# Set task
Restate, word for word, all of the material shown below.

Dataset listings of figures

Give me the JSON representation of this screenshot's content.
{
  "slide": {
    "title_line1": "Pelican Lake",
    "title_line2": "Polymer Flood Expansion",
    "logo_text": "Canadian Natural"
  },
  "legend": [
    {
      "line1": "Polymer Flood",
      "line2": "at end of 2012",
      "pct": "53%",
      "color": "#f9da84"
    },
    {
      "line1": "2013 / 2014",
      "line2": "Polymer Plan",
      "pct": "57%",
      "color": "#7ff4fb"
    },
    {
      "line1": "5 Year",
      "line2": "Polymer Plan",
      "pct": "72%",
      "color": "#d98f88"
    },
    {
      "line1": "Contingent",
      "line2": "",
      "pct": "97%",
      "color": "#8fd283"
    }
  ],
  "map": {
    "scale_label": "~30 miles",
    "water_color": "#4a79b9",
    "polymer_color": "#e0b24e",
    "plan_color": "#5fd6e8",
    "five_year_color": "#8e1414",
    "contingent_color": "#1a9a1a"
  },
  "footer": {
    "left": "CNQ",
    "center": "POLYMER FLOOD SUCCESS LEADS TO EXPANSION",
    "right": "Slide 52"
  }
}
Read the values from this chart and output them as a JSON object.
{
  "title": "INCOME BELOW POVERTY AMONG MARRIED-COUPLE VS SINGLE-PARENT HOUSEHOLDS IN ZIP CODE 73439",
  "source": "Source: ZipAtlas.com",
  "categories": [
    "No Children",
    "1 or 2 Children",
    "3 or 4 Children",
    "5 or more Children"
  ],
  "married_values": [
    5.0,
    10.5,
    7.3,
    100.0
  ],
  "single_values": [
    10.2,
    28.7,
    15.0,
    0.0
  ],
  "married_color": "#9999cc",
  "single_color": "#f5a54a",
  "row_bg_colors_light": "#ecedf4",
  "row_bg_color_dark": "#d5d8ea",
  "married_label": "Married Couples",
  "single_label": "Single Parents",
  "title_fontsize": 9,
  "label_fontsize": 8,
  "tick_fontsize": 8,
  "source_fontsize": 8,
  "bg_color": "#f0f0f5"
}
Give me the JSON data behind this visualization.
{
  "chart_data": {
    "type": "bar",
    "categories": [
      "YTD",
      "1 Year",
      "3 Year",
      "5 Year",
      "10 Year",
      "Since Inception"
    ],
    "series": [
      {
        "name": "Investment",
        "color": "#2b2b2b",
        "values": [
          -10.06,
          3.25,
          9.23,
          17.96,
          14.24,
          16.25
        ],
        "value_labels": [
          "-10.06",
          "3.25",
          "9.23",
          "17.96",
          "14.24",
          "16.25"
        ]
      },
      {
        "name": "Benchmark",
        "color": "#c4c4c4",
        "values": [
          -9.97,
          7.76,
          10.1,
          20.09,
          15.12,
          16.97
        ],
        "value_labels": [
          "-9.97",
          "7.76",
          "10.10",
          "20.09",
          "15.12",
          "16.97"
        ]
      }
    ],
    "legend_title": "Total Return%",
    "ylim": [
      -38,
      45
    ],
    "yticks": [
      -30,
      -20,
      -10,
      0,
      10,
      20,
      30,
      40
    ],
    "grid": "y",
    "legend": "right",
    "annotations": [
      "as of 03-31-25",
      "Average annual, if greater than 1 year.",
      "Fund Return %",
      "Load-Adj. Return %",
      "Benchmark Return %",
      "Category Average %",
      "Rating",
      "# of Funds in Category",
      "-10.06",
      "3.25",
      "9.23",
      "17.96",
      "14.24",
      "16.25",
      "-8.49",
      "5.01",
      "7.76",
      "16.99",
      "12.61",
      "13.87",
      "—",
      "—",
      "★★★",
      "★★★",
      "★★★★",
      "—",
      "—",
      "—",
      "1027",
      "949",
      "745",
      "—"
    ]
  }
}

# Finished task
Give me the JSON representation of this screenshot's content.
{
  "slide": {
    "title_line1": "Pelican Lake",
    "title_line2": "Polymer Flood Expansion",
    "logo_text": "Canadian Natural"
  },
  "legend": [
    {
      "line1": "Polymer Flood",
      "line2": "at end of 2012",
      "pct": "53%",
      "color": "#f9da84"
    },
    {
      "line1": "2013 / 2014",
      "line2": "Polymer Plan",
      "pct": "57%",
      "color": "#7ff4fb"
    },
    {
      "line1": "5 Year",
      "line2": "Polymer Plan",
      "pct": "72%",
      "color": "#d98f88"
    },
    {
      "line1": "Contingent",
      "line2": "",
      "pct": "97%",
      "color": "#8fd283"
    }
  ],
  "map": {
    "scale_label": "~30 miles",
    "water_color": "#4a79b9",
    "polymer_color": "#e0b24e",
    "plan_color": "#5fd6e8",
    "five_year_color": "#8e1414",
    "contingent_color": "#1a9a1a"
  },
  "footer": {
    "left": "CNQ",
    "center": "POLYMER FLOOD SUCCESS LEADS TO EXPANSION",
    "right": "Slide 52"
  }
}
Read the values from this chart and output them as a JSON object.
{
  "title": "INCOME BELOW POVERTY AMONG MARRIED-COUPLE VS SINGLE-PARENT HOUSEHOLDS IN ZIP CODE 73439",
  "source": "Source: ZipAtlas.com",
  "categories": [
    "No Children",
    "1 or 2 Children",
    "3 or 4 Children",
    "5 or more Children"
  ],
  "married_values": [
    5.0,
    10.5,
    7.3,
    100.0
  ],
  "single_values": [
    10.2,
    28.7,
    15.0,
    0.0
  ],
  "married_color": "#9999cc",
  "single_color": "#f5a54a",
  "row_bg_colors_light": "#ecedf4",
  "row_bg_color_dark": "#d5d8ea",
  "married_label": "Married Couples",
  "single_label": "Single Parents",
  "title_fontsize": 9,
  "label_fontsize": 8,
  "tick_fontsize": 8,
  "source_fontsize": 8,
  "bg_color": "#f0f0f5"
}
Give me the JSON data behind this visualization.
{
  "chart_data": {
    "type": "bar",
    "categories": [
      "YTD",
      "1 Year",
      "3 Year",
      "5 Year",
      "10 Year",
      "Since Inception"
    ],
    "series": [
      {
        "name": "Investment",
        "color": "#2b2b2b",
        "values": [
          -10.06,
          3.25,
          9.23,
          17.96,
          14.24,
          16.25
        ],
        "value_labels": [
          "-10.06",
          "3.25",
          "9.23",
          "17.96",
          "14.24",
          "16.25"
        ]
      },
      {
        "name": "Benchmark",
        "color": "#c4c4c4",
        "values": [
          -9.97,
          7.76,
          10.1,
          20.09,
          15.12,
          16.97
        ],
        "value_labels": [
          "-9.97",
          "7.76",
          "10.10",
          "20.09",
          "15.12",
          "16.97"
        ]
      }
    ],
    "legend_title": "Total Return%",
    "ylim": [
      -38,
      45
    ],
    "yticks": [
      -30,
      -20,
      -10,
      0,
      10,
      20,
      30,
      40
    ],
    "grid": "y",
    "legend": "right",
    "annotations": [
      "as of 03-31-25",
      "Average annual, if greater than 1 year.",
      "Fund Return %",
      "Load-Adj. Return %",
      "Benchmark Return %",
      "Category Average %",
      "Rating",
      "# of Funds in Category",
      "-10.06",
      "3.25",
      "9.23",
      "17.96",
      "14.24",
      "16.25",
      "-8.49",
      "5.01",
      "7.76",
      "16.99",
      "12.61",
      "13.87",
      "—",
      "—",
      "★★★",
      "★★★",
      "★★★★",
      "—",
      "—",
      "—",
      "1027",
      "949",
      "745",
      "—"
    ]
  }
}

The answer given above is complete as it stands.